Recorded data:
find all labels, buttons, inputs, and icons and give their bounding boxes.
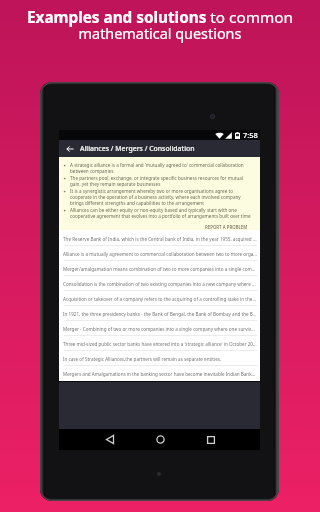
staticText: Merger/amalgamation means combination of… xyxy=(63,266,257,272)
staticText: Examples and solutions to common xyxy=(0,7,320,28)
button[interactable]: Alliance is a mutually agreement to comm… xyxy=(59,246,260,261)
staticText: Alliances can be either equity or non-eq… xyxy=(70,207,252,219)
button[interactable]: Merger/amalgamation means combination of… xyxy=(59,261,260,276)
button[interactable]: In 1921, the three presidency banks - th… xyxy=(59,306,260,321)
staticText: Consolidation is the combination of two … xyxy=(63,281,257,287)
button[interactable]: Merger - Combining of two or more compan… xyxy=(59,321,260,336)
staticText: Acquisition or takeover of a company ref… xyxy=(63,296,257,302)
button[interactable]: Back xyxy=(59,140,80,157)
button[interactable]: Recent apps xyxy=(200,429,221,450)
staticText: In 1921, the three presidency banks - th… xyxy=(63,311,257,317)
button[interactable]: In case of Strategic Alliances,the partn… xyxy=(59,351,260,366)
button[interactable]: Mergers and Amalgamations in the banking… xyxy=(59,366,260,381)
staticText: Mergers and Amalgamations in the banking… xyxy=(63,371,257,377)
staticText: The Reserve Bank of India, which is the … xyxy=(63,236,257,242)
staticText: mathematical questions xyxy=(0,24,320,44)
button[interactable]: Three mid-sized public sector banks have… xyxy=(59,336,260,351)
staticText: The partners pool, exchange, or integrat… xyxy=(70,175,252,187)
button[interactable]: Acquisition or takeover of a company ref… xyxy=(59,291,260,306)
staticText: Merger - Combining of two or more compan… xyxy=(63,326,257,332)
staticText: Alliance is a mutually agreement to comm… xyxy=(63,251,257,257)
staticText: Three mid-sized public sector banks have… xyxy=(63,341,257,347)
staticText: Alliances / Mergers / Consolidation xyxy=(80,144,195,153)
staticText: A strategic alliance is a formal and 'mu… xyxy=(70,162,252,174)
button[interactable]: REPORT A PROBLEM xyxy=(199,223,252,230)
button[interactable]: The Reserve Bank of India, which is the … xyxy=(59,231,260,246)
staticText: It is a synergistic arrangement whereby … xyxy=(70,188,252,206)
staticText: 7:58 xyxy=(243,130,258,140)
staticText: In case of Strategic Alliances,the partn… xyxy=(63,356,222,362)
button[interactable]: Home xyxy=(150,429,171,450)
button[interactable]: Back xyxy=(99,429,120,450)
button[interactable]: Consolidation is the combination of two … xyxy=(59,276,260,291)
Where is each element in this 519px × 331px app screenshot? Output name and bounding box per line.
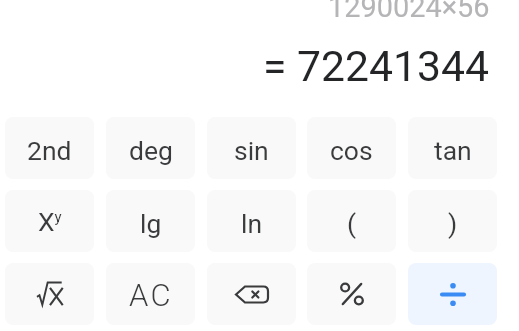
button[interactable]: tan bbox=[408, 117, 497, 179]
staticText: cos bbox=[330, 135, 373, 166]
staticText: Xy bbox=[38, 206, 62, 237]
staticText: ) bbox=[448, 208, 458, 239]
button[interactable]: Square root bbox=[5, 263, 94, 325]
button[interactable]: cos bbox=[307, 117, 396, 179]
button[interactable]: ) bbox=[408, 190, 497, 252]
staticText: = 72241344 bbox=[263, 41, 489, 91]
staticText: lg bbox=[140, 208, 162, 239]
button[interactable]: sin bbox=[207, 117, 296, 179]
staticText: deg bbox=[129, 135, 173, 166]
button[interactable]: Backspace bbox=[207, 263, 296, 325]
staticText: 2nd bbox=[27, 135, 72, 166]
staticText: ( bbox=[347, 208, 357, 239]
staticText: 1290024×56 bbox=[328, 0, 490, 24]
button[interactable]: AC bbox=[106, 263, 195, 325]
button[interactable]: Percent bbox=[307, 263, 396, 325]
staticText: sin bbox=[234, 135, 269, 166]
button[interactable]: deg bbox=[106, 117, 195, 179]
staticText: AC bbox=[129, 277, 173, 313]
button[interactable]: 2nd bbox=[5, 117, 94, 179]
staticText: ln bbox=[241, 208, 263, 239]
button[interactable]: x to the power of y bbox=[5, 190, 94, 252]
button[interactable]: Divide bbox=[408, 263, 497, 325]
button[interactable]: ln bbox=[207, 190, 296, 252]
button[interactable]: ( bbox=[307, 190, 396, 252]
staticText: tan bbox=[434, 135, 472, 166]
button[interactable]: lg bbox=[106, 190, 195, 252]
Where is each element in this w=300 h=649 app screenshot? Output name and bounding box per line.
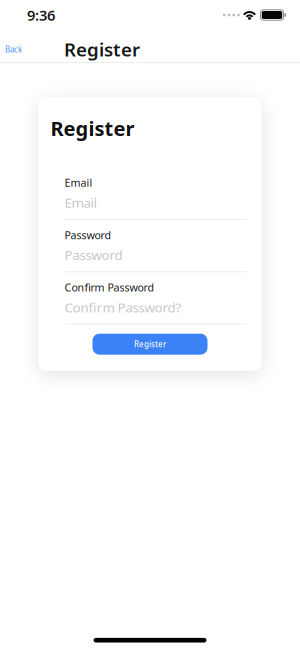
staticText: Email [64, 176, 92, 190]
button[interactable]: Back [0, 39, 30, 59]
button[interactable]: Register [92, 334, 208, 355]
staticText: Confirm Password? [64, 298, 182, 316]
staticText: Back [5, 44, 22, 55]
staticText: Register [134, 339, 166, 350]
staticText: Register [64, 37, 140, 62]
staticText: Register [50, 115, 134, 142]
staticText: Email [64, 194, 96, 211]
staticText: Password [64, 228, 112, 242]
staticText: 9:36 [27, 5, 55, 25]
staticText: Confirm Password [64, 280, 154, 294]
staticText: Password [64, 246, 122, 264]
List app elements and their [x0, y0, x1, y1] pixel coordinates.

▸ OBJECTIVE:
Copy out every line of the entries above without any changes, and leave the pictures out.

▸ CORRECT RESULT:
find all labels, buttons, inputs, and icons and give their bounding boxes.
staticText: Merger/amalgamation means combination of… xyxy=(63,266,257,272)
staticText: Examples and solutions to common xyxy=(0,7,320,28)
button[interactable]: Alliance is a mutually agreement to comm… xyxy=(59,246,260,261)
staticText: Alliances can be either equity or non-eq… xyxy=(70,207,252,219)
button[interactable]: Merger/amalgamation means combination of… xyxy=(59,261,260,276)
button[interactable]: In 1921, the three presidency banks - th… xyxy=(59,306,260,321)
staticText: Consolidation is the combination of two … xyxy=(63,281,257,287)
button[interactable]: Merger - Combining of two or more compan… xyxy=(59,321,260,336)
staticText: Acquisition or takeover of a company ref… xyxy=(63,296,257,302)
button[interactable]: Back xyxy=(59,140,80,157)
button[interactable]: Recent apps xyxy=(200,429,221,450)
staticText: In 1921, the three presidency banks - th… xyxy=(63,311,257,317)
button[interactable]: In case of Strategic Alliances,the partn… xyxy=(59,351,260,366)
button[interactable]: Mergers and Amalgamations in the banking… xyxy=(59,366,260,381)
staticText: Mergers and Amalgamations in the banking… xyxy=(63,371,257,377)
staticText: The Reserve Bank of India, which is the … xyxy=(63,236,257,242)
staticText: mathematical questions xyxy=(0,24,320,44)
button[interactable]: Three mid-sized public sector banks have… xyxy=(59,336,260,351)
staticText: The partners pool, exchange, or integrat… xyxy=(70,175,252,187)
button[interactable]: Acquisition or takeover of a company ref… xyxy=(59,291,260,306)
staticText: Merger - Combining of two or more compan… xyxy=(63,326,257,332)
staticText: Alliance is a mutually agreement to comm… xyxy=(63,251,257,257)
staticText: Three mid-sized public sector banks have… xyxy=(63,341,257,347)
staticText: Alliances / Mergers / Consolidation xyxy=(80,144,195,153)
staticText: A strategic alliance is a formal and 'mu… xyxy=(70,162,252,174)
button[interactable]: REPORT A PROBLEM xyxy=(199,223,252,230)
button[interactable]: The Reserve Bank of India, which is the … xyxy=(59,231,260,246)
staticText: It is a synergistic arrangement whereby … xyxy=(70,188,252,206)
staticText: 7:58 xyxy=(243,130,258,140)
staticText: In case of Strategic Alliances,the partn… xyxy=(63,356,222,362)
button[interactable]: Home xyxy=(150,429,171,450)
button[interactable]: Back xyxy=(99,429,120,450)
button[interactable]: Consolidation is the combination of two … xyxy=(59,276,260,291)
Where is each element in this 519px × 331px app screenshot? Output name and bounding box per line.
button[interactable]: tan bbox=[408, 117, 497, 179]
staticText: cos bbox=[330, 135, 373, 166]
staticText: Xy bbox=[38, 206, 62, 237]
staticText: ) bbox=[448, 208, 458, 239]
button[interactable]: Square root bbox=[5, 263, 94, 325]
button[interactable]: cos bbox=[307, 117, 396, 179]
button[interactable]: ) bbox=[408, 190, 497, 252]
staticText: = 72241344 bbox=[263, 41, 489, 91]
staticText: lg bbox=[140, 208, 162, 239]
button[interactable]: sin bbox=[207, 117, 296, 179]
staticText: deg bbox=[129, 135, 173, 166]
button[interactable]: Backspace bbox=[207, 263, 296, 325]
staticText: 2nd bbox=[27, 135, 72, 166]
staticText: ( bbox=[347, 208, 357, 239]
staticText: 1290024×56 bbox=[328, 0, 490, 24]
button[interactable]: AC bbox=[106, 263, 195, 325]
button[interactable]: Percent bbox=[307, 263, 396, 325]
staticText: sin bbox=[234, 135, 269, 166]
button[interactable]: deg bbox=[106, 117, 195, 179]
staticText: AC bbox=[129, 277, 173, 313]
button[interactable]: 2nd bbox=[5, 117, 94, 179]
staticText: ln bbox=[241, 208, 263, 239]
button[interactable]: x to the power of y bbox=[5, 190, 94, 252]
button[interactable]: Divide bbox=[408, 263, 497, 325]
button[interactable]: ln bbox=[207, 190, 296, 252]
button[interactable]: ( bbox=[307, 190, 396, 252]
staticText: tan bbox=[434, 135, 472, 166]
button[interactable]: lg bbox=[106, 190, 195, 252]
Where is each element in this w=300 h=649 app screenshot? Output name and bounding box per line.
staticText: Email [64, 176, 92, 190]
button[interactable]: Back [0, 39, 30, 59]
button[interactable]: Register [92, 334, 208, 355]
staticText: Confirm Password? [64, 298, 182, 316]
staticText: Back [5, 44, 22, 55]
staticText: Register [134, 339, 166, 350]
staticText: Register [64, 37, 140, 62]
staticText: Register [50, 115, 134, 142]
staticText: Email [64, 194, 96, 211]
staticText: Password [64, 228, 112, 242]
staticText: 9:36 [27, 5, 55, 25]
staticText: Confirm Password [64, 280, 154, 294]
staticText: Password [64, 246, 122, 264]
List app elements and their [x0, y0, x1, y1] pixel coordinates.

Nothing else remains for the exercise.